So what can Microsoft do to make us trust PCs again?
Written by Mary Branscombe, Contributor

Microsoft wants to make customers love Windows, CEO Satya Nadella said at the Windows 10 event in January.

But the company wants to do that without changing the fact that you don't buy Windows from Microsoft - you buy it as part of a PC that Microsoft has little control over.

By loading the Superfish software that intercepts secure web traffic (to insert ads, but using a poorly-encrypted root certificate that hackers can also target, meaning you no longer know what to trust), Lenovo has shown quite how much of a problem that can be.

PC makers have every incentive to load that PC down with extra software, because they get paid a bounty for all of it. And they're loathe to spend money making premium PCs when cheap PCs are what sell the most.

Stated problem: Output the part of the PC trust article between "But the company" and "little control over.", inclusive, word for word. The listing comes from a different source than the PC trust article.

Information provided:
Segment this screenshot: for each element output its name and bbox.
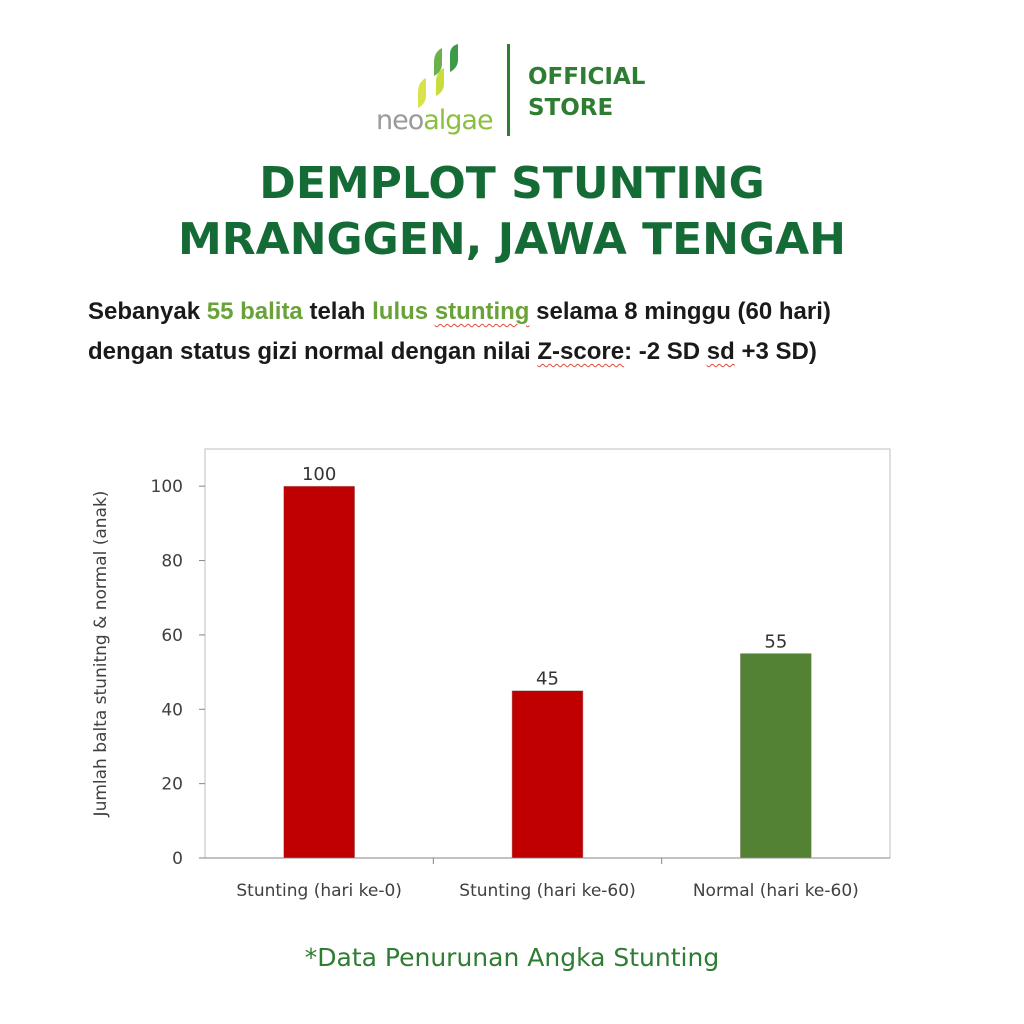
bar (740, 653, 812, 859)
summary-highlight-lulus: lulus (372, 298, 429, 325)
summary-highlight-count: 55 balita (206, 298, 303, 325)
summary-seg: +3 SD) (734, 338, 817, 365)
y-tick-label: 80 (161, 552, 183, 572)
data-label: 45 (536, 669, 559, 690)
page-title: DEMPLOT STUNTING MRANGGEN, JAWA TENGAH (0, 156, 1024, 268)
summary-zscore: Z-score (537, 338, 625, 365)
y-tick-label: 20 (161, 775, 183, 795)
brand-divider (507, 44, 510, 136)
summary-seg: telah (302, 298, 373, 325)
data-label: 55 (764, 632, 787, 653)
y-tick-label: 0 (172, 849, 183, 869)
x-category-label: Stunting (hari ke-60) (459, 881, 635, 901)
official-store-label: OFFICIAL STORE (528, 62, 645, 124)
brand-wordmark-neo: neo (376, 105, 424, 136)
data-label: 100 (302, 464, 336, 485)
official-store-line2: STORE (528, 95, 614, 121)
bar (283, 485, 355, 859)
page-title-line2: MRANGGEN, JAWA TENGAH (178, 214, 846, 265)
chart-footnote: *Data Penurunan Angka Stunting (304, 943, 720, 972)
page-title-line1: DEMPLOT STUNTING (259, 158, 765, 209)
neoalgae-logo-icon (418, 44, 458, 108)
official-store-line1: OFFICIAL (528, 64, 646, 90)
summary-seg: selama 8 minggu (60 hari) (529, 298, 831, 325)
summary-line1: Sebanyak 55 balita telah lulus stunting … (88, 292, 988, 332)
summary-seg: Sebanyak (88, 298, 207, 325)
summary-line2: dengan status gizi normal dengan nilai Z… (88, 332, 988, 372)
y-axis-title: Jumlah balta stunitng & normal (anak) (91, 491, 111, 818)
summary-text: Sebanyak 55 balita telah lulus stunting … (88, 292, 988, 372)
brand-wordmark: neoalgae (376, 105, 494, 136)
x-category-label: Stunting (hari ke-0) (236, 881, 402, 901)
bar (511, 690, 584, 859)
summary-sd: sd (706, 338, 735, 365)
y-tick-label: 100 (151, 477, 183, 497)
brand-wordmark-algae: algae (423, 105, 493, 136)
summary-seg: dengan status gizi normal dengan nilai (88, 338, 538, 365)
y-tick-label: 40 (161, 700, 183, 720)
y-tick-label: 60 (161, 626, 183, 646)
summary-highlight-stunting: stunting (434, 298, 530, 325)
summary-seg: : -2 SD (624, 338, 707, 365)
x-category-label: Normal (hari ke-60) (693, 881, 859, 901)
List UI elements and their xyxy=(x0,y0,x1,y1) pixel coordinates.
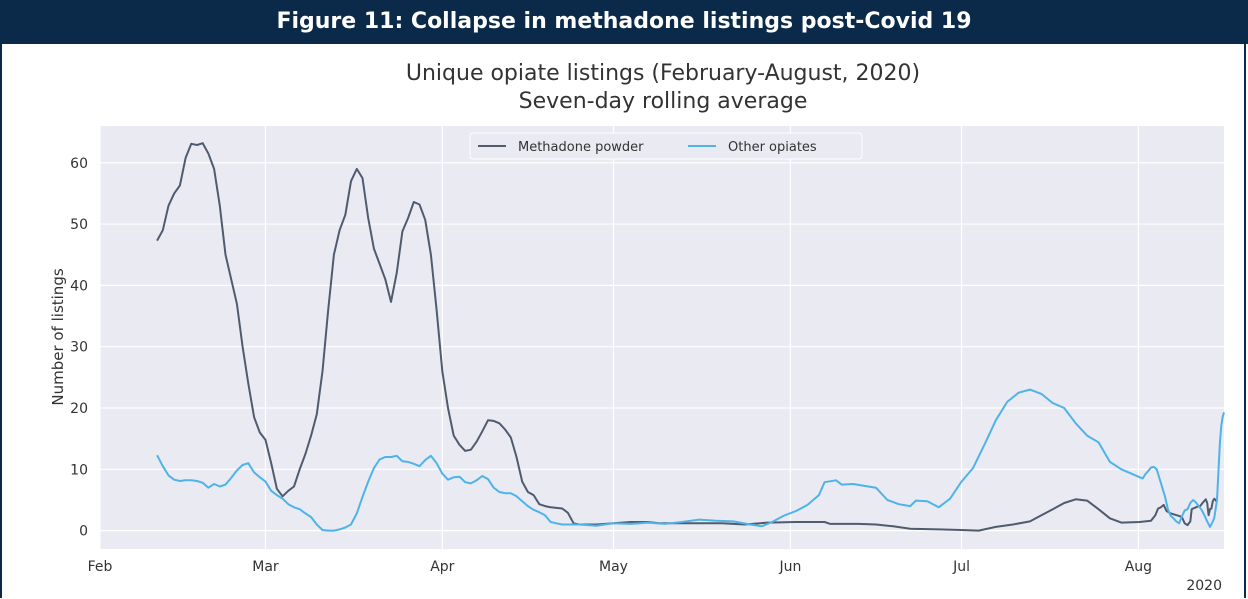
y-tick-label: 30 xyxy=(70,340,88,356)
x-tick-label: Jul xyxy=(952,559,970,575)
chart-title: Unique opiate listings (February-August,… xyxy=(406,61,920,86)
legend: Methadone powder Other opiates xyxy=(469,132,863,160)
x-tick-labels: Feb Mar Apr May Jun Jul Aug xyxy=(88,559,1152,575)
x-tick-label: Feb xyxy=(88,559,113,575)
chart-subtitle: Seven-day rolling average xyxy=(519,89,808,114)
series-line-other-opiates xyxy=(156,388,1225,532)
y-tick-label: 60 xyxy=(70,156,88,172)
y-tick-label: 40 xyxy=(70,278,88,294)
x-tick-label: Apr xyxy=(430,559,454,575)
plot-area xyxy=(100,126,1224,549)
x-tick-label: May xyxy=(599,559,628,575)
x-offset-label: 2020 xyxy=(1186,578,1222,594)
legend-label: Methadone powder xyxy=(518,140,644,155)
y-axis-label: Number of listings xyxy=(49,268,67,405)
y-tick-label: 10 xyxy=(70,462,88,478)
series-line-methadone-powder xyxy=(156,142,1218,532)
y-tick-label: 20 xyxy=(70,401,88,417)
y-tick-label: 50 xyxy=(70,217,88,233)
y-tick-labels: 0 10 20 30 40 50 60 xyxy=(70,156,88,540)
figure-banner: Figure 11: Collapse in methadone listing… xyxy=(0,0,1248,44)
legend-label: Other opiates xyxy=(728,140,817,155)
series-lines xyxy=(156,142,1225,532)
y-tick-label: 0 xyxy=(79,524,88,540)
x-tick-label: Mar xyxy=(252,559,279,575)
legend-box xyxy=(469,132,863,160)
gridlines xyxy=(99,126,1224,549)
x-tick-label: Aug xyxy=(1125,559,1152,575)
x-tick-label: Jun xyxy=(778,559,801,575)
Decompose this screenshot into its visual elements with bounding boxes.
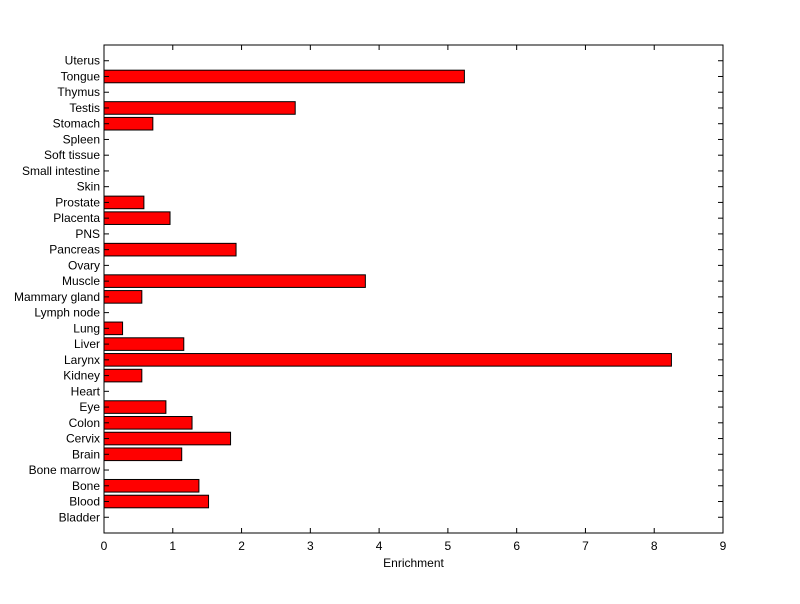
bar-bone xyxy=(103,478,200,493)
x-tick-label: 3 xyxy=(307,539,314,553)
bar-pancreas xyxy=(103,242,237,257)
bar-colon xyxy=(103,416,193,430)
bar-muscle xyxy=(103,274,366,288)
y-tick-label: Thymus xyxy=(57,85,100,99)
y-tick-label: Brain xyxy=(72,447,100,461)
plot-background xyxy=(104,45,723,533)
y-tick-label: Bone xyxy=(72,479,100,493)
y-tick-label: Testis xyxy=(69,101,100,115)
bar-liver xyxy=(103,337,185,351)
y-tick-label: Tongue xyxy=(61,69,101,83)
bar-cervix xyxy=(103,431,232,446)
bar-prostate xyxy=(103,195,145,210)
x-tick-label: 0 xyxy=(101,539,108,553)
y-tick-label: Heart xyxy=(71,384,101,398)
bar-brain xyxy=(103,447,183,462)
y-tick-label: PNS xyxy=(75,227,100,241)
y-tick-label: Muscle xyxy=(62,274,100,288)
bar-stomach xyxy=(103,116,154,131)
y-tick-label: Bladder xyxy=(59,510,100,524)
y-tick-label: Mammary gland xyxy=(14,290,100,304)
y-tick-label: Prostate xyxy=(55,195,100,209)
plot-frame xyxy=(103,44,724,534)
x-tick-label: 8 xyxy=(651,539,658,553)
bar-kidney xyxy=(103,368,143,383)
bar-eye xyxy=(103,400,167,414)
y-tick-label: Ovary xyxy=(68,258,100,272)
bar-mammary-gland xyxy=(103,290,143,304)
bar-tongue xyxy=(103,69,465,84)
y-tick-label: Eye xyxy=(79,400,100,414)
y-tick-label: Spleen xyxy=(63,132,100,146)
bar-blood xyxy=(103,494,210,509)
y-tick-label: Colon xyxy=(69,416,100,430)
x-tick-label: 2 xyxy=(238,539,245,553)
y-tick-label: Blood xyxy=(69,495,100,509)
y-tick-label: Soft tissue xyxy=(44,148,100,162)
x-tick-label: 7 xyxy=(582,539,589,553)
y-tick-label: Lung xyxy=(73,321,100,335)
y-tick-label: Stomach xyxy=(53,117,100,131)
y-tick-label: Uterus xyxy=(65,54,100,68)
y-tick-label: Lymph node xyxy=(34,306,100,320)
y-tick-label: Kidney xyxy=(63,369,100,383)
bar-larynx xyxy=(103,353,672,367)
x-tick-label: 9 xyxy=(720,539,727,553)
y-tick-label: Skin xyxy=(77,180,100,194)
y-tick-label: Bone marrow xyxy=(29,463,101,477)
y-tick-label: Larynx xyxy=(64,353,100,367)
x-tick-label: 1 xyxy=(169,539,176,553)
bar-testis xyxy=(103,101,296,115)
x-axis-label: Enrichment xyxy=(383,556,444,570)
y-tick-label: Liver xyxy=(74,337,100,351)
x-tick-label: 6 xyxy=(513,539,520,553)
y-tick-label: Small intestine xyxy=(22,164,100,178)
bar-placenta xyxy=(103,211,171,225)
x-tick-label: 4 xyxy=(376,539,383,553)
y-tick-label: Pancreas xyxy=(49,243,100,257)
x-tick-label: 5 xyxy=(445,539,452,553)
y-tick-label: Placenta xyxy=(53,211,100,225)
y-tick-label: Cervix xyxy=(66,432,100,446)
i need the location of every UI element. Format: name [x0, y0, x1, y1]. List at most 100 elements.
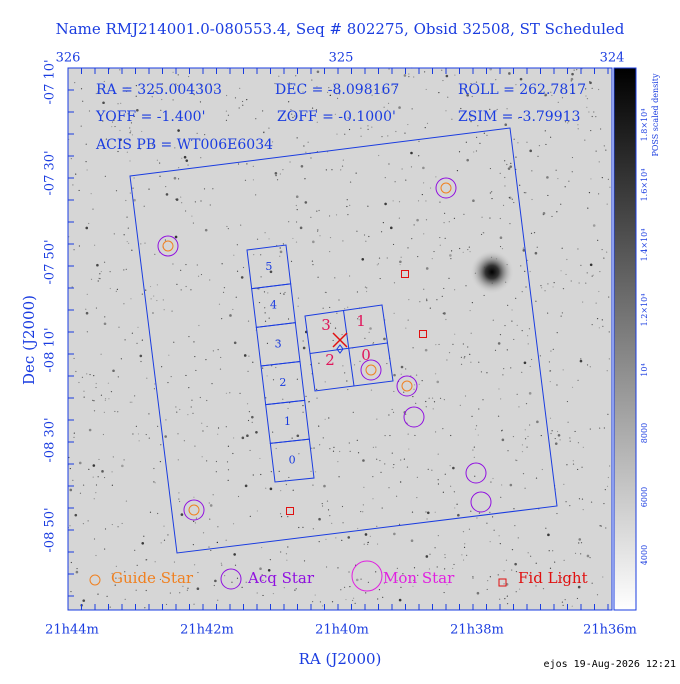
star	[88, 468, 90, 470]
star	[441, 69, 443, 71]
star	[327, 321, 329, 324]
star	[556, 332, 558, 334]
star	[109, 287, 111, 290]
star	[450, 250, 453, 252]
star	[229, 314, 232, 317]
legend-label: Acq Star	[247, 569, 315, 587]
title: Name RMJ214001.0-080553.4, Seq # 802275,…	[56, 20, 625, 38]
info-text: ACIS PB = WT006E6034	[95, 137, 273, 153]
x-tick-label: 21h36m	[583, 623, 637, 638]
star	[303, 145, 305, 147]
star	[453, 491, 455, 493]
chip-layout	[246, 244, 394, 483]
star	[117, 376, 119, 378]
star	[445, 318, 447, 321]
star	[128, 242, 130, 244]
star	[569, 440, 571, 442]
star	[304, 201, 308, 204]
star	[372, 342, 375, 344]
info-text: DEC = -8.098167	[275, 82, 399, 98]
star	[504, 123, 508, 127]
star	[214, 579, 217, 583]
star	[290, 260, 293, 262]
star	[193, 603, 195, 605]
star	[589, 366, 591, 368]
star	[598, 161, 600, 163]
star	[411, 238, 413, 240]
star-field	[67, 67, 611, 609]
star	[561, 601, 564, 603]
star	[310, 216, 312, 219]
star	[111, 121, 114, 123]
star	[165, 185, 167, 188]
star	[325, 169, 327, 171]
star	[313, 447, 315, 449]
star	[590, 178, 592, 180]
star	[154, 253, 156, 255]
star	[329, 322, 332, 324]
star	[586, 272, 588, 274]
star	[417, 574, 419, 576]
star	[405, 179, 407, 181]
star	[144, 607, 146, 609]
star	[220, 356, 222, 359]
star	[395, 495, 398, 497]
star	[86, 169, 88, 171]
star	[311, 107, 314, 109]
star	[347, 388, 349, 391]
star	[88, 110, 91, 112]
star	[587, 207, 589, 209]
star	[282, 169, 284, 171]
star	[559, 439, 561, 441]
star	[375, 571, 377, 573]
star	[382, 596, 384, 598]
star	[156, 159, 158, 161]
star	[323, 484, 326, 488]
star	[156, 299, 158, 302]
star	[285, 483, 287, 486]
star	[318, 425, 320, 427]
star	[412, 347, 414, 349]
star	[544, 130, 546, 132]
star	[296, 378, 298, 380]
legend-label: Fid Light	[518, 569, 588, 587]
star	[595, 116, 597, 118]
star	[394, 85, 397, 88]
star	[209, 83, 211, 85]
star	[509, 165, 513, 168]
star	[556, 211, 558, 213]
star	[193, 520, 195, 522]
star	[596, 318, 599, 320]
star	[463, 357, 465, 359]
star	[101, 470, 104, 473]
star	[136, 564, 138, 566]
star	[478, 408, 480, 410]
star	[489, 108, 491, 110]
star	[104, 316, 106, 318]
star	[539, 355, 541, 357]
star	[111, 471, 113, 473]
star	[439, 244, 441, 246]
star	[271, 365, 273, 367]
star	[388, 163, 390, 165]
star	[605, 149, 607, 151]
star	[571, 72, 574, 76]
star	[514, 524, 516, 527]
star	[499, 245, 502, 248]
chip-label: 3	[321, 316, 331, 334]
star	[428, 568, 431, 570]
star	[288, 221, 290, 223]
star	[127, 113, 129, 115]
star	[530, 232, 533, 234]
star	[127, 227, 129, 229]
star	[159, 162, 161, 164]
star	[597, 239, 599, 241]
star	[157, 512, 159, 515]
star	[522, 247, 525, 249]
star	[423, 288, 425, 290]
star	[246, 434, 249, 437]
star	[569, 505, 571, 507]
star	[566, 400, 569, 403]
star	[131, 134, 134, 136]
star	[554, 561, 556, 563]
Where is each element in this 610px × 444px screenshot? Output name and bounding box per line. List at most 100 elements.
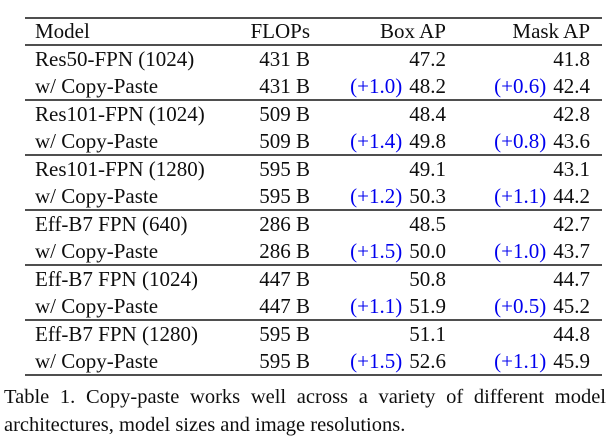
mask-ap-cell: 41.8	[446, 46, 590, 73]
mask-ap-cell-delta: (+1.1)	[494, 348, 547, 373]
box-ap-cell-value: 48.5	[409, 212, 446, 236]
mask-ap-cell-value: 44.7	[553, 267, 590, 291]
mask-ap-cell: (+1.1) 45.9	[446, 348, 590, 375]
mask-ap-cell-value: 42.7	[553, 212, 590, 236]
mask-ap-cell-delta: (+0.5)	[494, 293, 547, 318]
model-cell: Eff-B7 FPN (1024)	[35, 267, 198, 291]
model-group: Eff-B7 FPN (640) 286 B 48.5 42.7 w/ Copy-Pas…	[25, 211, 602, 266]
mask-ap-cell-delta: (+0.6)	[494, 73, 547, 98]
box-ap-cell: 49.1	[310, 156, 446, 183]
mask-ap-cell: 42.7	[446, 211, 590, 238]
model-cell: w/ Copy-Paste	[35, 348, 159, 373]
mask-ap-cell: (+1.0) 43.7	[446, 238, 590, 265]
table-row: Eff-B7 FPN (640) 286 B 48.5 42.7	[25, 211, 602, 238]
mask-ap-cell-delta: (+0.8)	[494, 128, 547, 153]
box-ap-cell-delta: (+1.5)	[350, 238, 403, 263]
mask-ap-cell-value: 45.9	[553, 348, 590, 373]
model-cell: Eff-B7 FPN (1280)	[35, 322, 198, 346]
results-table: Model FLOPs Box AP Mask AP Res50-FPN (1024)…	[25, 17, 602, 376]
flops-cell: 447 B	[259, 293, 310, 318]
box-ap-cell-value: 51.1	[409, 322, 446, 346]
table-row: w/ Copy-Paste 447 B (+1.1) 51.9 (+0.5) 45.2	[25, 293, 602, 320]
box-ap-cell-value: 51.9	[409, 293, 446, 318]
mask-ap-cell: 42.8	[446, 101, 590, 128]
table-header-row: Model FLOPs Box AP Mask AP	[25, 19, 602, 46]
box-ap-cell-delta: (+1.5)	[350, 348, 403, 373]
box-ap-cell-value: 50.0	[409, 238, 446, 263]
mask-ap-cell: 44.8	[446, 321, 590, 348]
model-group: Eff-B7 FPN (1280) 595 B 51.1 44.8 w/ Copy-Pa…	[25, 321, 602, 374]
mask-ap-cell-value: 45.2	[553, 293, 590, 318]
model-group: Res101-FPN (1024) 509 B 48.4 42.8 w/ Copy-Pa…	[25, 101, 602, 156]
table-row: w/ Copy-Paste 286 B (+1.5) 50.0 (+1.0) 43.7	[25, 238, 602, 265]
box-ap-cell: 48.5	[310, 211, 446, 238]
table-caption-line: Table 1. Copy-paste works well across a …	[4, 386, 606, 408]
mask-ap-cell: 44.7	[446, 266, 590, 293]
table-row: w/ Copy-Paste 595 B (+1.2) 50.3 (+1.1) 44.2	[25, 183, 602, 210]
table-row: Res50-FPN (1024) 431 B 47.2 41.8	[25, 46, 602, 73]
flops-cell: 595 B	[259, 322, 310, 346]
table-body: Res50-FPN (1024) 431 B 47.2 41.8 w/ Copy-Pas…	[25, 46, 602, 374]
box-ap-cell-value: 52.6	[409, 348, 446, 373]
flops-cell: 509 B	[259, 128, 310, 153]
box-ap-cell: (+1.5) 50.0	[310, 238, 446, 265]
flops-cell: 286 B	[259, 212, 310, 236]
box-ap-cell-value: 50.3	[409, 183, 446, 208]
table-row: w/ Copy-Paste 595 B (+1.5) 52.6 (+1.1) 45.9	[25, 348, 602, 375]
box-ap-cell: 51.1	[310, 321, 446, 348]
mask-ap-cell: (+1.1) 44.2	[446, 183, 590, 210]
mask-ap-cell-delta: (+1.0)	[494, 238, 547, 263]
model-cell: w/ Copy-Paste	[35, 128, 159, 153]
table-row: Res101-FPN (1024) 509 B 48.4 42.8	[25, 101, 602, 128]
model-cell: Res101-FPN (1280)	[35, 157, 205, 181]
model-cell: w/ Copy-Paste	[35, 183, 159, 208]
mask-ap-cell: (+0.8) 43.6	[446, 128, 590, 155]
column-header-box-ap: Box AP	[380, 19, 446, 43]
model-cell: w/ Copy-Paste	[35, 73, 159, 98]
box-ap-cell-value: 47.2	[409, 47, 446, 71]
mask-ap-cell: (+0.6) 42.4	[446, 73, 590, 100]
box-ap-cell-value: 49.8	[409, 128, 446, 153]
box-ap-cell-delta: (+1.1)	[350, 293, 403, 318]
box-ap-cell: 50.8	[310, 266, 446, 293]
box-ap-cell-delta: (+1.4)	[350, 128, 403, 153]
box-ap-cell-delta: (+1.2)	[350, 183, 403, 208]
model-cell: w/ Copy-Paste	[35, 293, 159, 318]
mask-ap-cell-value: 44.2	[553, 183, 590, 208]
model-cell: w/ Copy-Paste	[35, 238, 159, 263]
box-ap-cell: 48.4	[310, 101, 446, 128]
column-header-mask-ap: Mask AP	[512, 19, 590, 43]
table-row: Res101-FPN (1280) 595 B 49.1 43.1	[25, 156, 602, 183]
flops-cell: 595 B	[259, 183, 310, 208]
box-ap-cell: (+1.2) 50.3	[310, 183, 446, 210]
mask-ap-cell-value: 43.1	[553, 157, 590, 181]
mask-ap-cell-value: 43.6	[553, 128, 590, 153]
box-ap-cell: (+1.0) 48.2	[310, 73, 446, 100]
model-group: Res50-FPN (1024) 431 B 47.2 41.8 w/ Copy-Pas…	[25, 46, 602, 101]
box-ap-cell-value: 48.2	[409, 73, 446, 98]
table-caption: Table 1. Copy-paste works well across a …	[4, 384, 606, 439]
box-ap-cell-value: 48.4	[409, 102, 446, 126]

Exercise response:
But the company wants to do that without changing the fact that you don't buy Windows from Microsoft - you buy it as part of a PC that Microsoft has little control over.